Copy out every line of the data from the one containing "contour-level-label: -4: [1333, 405, 1347, 418]" down through the one containing "contour-label-background: [1411, 504, 1423, 516]", both included, with each line unchanged and nothing else added.

::: Input rows

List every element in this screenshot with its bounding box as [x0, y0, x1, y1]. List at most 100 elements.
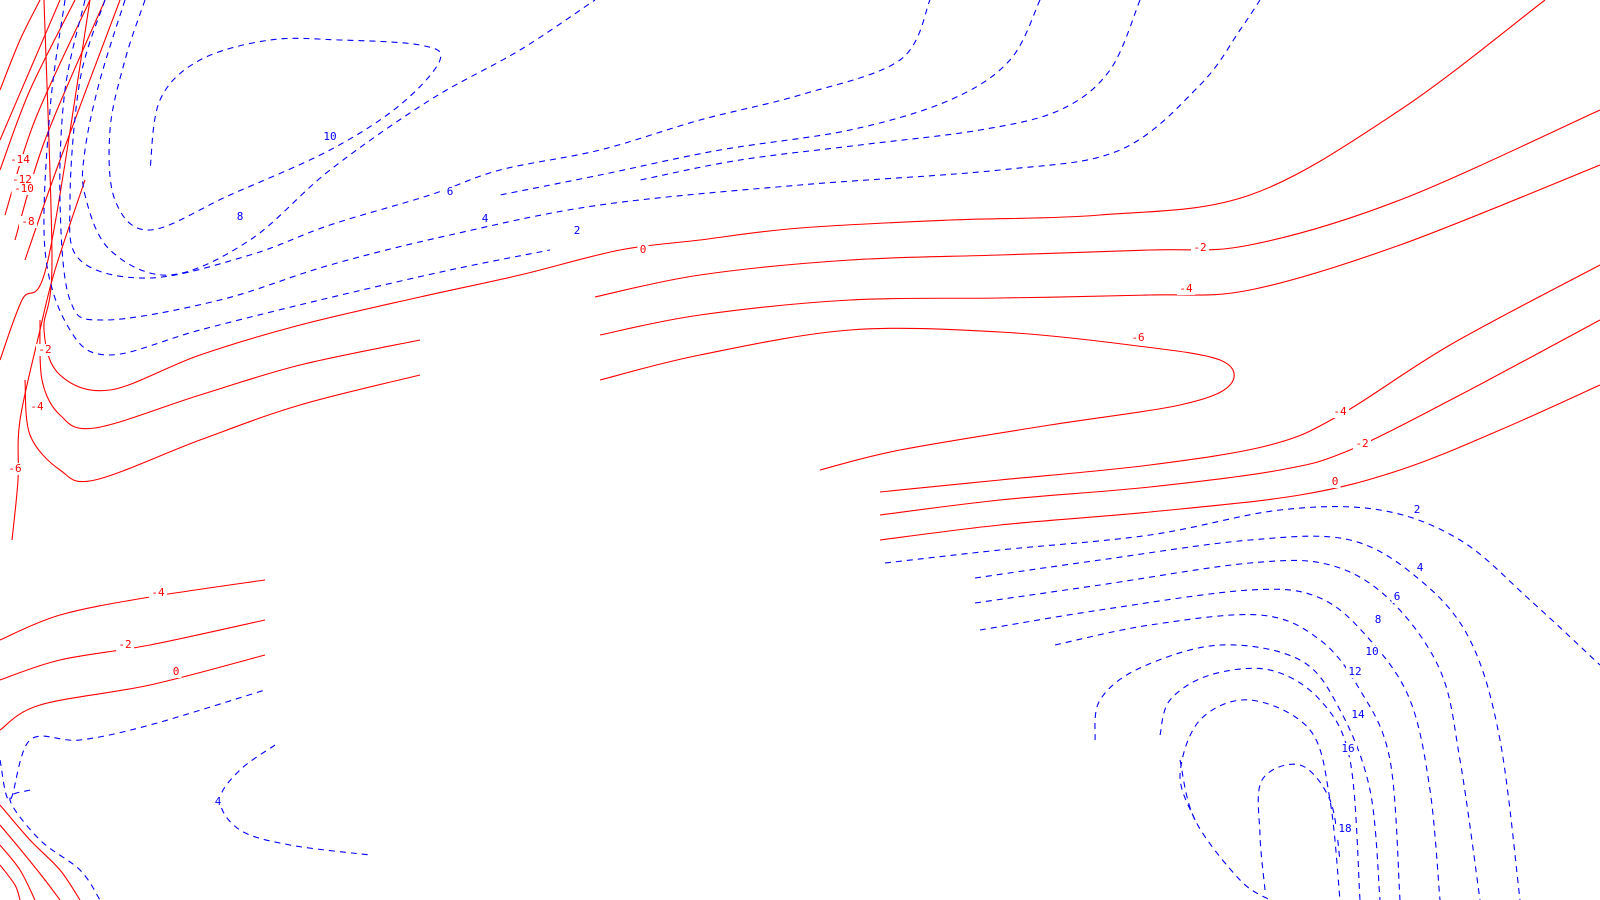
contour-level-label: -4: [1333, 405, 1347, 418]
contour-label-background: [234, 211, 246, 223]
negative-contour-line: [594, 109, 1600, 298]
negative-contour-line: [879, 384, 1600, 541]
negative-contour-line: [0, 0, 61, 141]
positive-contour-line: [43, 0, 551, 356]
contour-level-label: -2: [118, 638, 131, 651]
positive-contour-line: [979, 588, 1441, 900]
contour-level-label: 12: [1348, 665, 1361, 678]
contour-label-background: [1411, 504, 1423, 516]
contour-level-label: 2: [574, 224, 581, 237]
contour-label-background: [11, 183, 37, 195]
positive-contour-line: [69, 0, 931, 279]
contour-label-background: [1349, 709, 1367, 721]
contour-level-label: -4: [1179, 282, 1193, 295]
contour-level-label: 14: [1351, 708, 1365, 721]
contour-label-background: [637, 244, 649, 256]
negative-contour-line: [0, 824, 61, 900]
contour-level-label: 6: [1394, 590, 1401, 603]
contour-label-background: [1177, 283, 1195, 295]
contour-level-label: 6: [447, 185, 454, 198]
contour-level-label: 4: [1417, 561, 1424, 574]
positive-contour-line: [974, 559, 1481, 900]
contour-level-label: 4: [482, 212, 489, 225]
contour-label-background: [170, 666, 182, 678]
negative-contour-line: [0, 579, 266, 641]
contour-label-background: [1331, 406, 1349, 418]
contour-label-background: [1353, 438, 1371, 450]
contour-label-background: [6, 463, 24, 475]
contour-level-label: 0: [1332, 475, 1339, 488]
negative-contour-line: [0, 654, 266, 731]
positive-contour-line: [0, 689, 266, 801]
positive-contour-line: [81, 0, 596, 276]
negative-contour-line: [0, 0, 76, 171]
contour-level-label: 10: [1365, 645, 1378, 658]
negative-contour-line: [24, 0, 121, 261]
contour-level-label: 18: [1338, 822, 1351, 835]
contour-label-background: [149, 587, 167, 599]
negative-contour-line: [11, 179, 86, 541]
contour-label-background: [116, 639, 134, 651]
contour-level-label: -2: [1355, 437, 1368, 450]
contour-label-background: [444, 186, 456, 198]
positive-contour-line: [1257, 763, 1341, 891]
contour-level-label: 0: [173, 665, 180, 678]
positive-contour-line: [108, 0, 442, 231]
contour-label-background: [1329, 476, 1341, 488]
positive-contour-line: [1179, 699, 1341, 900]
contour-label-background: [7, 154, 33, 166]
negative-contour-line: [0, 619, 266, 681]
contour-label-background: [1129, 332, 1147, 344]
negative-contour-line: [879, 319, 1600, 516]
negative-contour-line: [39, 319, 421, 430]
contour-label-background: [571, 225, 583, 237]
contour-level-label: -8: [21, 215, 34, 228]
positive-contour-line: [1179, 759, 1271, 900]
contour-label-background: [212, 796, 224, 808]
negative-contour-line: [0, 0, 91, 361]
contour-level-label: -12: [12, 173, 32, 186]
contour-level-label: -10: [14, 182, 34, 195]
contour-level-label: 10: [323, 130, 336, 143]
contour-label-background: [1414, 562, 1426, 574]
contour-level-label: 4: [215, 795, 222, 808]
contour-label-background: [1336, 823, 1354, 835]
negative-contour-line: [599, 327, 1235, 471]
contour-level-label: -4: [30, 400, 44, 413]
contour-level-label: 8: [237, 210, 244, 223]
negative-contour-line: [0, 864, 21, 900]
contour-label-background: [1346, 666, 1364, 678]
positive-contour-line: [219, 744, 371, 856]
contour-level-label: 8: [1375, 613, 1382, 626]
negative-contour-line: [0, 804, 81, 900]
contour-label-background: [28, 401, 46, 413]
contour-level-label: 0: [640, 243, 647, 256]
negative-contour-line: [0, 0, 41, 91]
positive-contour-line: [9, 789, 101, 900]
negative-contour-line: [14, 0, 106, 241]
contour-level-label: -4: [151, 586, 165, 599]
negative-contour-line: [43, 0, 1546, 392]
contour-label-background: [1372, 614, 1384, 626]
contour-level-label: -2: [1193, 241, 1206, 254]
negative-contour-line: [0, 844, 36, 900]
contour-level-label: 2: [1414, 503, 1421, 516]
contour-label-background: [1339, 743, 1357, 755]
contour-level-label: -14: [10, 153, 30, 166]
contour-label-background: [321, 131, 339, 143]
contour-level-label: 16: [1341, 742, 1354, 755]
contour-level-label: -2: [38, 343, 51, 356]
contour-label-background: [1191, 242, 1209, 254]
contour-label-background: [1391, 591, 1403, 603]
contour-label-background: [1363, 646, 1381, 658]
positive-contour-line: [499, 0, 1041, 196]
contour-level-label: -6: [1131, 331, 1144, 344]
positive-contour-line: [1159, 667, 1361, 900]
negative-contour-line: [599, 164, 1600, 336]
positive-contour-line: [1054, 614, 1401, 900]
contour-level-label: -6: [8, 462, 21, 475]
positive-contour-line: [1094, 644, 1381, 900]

::::::
::: Input rows

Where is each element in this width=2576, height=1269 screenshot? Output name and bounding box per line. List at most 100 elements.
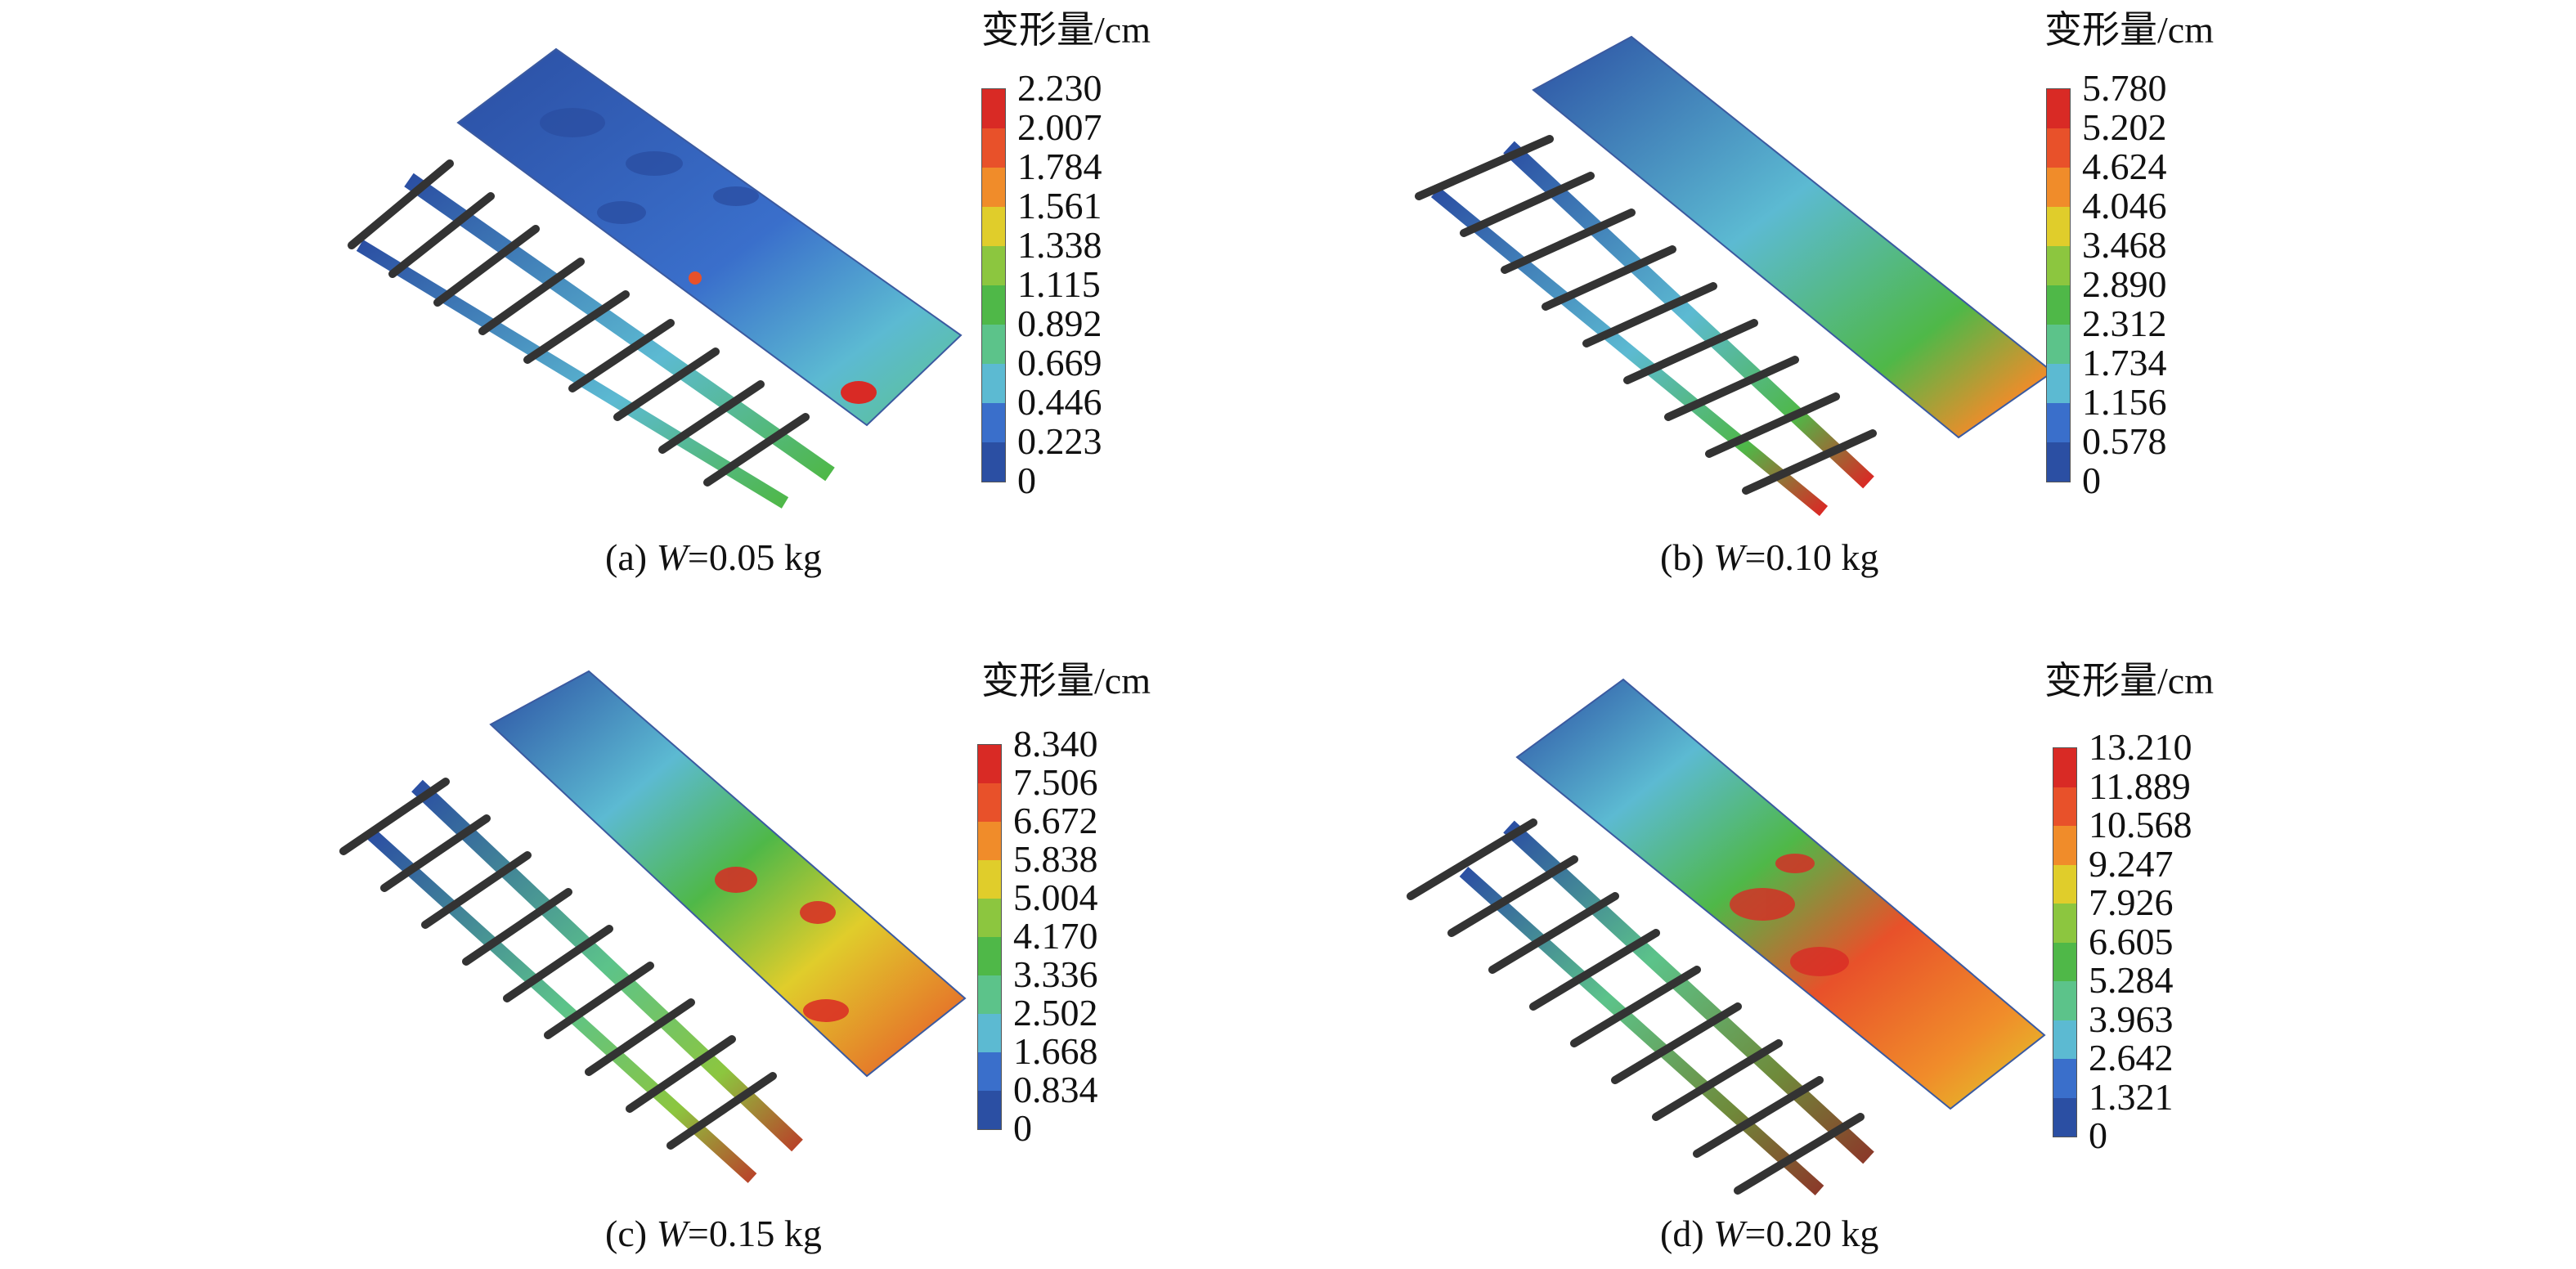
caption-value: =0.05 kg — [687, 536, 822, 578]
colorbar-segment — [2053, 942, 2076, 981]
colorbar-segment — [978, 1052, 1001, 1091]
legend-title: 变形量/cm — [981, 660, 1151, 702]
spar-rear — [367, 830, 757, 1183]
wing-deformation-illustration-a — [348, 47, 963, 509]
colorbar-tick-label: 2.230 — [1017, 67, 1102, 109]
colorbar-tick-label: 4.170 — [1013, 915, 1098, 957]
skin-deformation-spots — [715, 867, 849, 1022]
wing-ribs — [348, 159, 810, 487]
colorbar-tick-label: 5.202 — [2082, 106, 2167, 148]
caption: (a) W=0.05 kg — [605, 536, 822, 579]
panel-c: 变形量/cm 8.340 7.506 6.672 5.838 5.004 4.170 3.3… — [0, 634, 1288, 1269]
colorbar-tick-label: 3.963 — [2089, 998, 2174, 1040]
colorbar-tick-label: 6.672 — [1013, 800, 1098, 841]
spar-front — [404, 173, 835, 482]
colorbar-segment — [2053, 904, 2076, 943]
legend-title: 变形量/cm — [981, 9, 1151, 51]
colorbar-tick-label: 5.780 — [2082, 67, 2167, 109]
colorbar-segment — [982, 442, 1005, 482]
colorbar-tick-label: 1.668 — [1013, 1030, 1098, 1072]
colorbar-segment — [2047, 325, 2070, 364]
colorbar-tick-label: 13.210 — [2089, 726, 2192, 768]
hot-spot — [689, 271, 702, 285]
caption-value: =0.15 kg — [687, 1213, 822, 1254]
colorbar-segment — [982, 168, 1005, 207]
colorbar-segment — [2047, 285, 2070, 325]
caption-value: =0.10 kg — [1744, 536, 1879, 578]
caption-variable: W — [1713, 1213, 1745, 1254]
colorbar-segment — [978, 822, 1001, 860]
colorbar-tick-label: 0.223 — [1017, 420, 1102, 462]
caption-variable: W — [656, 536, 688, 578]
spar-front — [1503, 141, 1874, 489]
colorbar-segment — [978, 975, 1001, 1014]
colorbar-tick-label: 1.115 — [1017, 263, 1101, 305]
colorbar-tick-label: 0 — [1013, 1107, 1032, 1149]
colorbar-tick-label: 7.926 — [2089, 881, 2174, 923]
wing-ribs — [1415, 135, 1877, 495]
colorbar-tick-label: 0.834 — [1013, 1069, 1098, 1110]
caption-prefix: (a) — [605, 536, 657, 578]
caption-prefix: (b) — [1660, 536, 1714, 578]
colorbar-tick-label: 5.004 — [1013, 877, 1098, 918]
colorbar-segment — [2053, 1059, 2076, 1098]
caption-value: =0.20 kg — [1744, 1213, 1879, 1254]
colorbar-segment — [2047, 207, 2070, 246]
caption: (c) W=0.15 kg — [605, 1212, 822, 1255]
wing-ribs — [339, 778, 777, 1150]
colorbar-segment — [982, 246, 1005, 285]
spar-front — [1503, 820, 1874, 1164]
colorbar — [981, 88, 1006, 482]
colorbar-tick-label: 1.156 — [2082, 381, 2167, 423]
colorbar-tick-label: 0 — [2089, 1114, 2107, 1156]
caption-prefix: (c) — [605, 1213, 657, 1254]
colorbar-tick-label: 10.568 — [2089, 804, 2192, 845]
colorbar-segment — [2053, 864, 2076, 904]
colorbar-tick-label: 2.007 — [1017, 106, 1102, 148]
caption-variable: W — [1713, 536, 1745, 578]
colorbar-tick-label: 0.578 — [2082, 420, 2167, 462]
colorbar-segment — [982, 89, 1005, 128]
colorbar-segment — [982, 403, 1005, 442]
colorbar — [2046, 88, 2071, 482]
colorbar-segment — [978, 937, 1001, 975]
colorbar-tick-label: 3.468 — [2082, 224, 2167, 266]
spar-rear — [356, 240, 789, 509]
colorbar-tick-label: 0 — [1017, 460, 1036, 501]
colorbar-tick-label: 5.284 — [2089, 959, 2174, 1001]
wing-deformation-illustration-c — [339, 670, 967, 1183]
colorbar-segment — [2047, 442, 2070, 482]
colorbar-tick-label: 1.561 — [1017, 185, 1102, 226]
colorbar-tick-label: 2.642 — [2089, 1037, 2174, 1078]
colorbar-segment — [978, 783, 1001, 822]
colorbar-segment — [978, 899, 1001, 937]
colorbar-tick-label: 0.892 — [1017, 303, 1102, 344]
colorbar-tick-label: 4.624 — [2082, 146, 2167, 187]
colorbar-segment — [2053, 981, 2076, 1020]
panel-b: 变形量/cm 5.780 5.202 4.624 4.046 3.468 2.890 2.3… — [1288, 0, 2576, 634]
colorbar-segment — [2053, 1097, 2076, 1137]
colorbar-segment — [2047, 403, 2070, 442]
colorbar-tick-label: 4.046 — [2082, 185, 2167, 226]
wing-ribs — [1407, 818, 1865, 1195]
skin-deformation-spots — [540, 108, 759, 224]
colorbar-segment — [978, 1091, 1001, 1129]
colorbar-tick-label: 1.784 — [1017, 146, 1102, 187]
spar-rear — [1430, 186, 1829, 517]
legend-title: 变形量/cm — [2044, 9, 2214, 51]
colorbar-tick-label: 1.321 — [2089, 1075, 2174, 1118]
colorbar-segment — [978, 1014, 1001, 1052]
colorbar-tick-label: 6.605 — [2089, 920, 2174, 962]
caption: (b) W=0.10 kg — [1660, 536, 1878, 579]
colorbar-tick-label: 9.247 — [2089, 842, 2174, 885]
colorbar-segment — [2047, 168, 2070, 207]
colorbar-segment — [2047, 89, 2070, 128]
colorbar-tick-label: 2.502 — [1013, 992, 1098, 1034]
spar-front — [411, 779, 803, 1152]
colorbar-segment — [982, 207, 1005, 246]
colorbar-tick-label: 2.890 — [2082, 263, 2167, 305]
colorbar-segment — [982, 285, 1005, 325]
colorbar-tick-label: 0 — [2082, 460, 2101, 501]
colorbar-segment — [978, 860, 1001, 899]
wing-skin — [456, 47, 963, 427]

::::::

● **Output for this exercise**
contour-level-label: -4: [1333, 405, 1347, 418]
contour-label-background: [234, 211, 246, 223]
negative-contour-line: [594, 109, 1600, 298]
negative-contour-line: [879, 384, 1600, 541]
negative-contour-line: [0, 0, 61, 141]
positive-contour-line: [43, 0, 551, 356]
contour-level-label: -2: [118, 638, 131, 651]
positive-contour-line: [979, 588, 1441, 900]
contour-level-label: 12: [1348, 665, 1361, 678]
contour-label-background: [1411, 504, 1423, 516]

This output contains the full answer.